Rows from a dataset
(begin)

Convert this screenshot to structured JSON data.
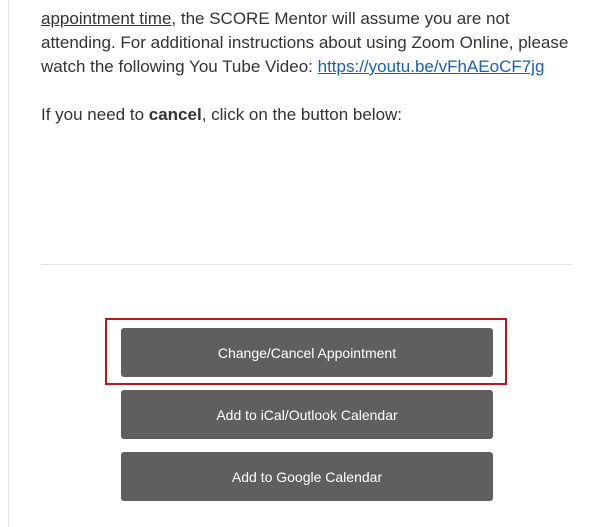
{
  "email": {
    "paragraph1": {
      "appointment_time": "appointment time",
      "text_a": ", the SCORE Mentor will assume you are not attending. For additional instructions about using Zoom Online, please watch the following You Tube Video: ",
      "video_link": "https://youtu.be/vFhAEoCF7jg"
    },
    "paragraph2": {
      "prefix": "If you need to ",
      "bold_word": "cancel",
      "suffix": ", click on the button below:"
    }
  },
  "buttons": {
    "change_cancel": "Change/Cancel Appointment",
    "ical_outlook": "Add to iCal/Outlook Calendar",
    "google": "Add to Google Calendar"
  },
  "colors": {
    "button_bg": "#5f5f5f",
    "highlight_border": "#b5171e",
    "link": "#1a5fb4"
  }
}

(end)

Brief
Each record above must be returned exactly as written, with its pictures omitted.

Result of this exercise
Convert this screenshot to structured JSON data.
{
  "email": {
    "paragraph1": {
      "appointment_time": "appointment time",
      "text_a": ", the SCORE Mentor will assume you are not attending. For additional instructions about using Zoom Online, please watch the following You Tube Video: ",
      "video_link": "https://youtu.be/vFhAEoCF7jg"
    },
    "paragraph2": {
      "prefix": "If you need to ",
      "bold_word": "cancel",
      "suffix": ", click on the button below:"
    }
  },
  "buttons": {
    "change_cancel": "Change/Cancel Appointment",
    "ical_outlook": "Add to iCal/Outlook Calendar",
    "google": "Add to Google Calendar"
  },
  "colors": {
    "button_bg": "#5f5f5f",
    "highlight_border": "#b5171e",
    "link": "#1a5fb4"
  }
}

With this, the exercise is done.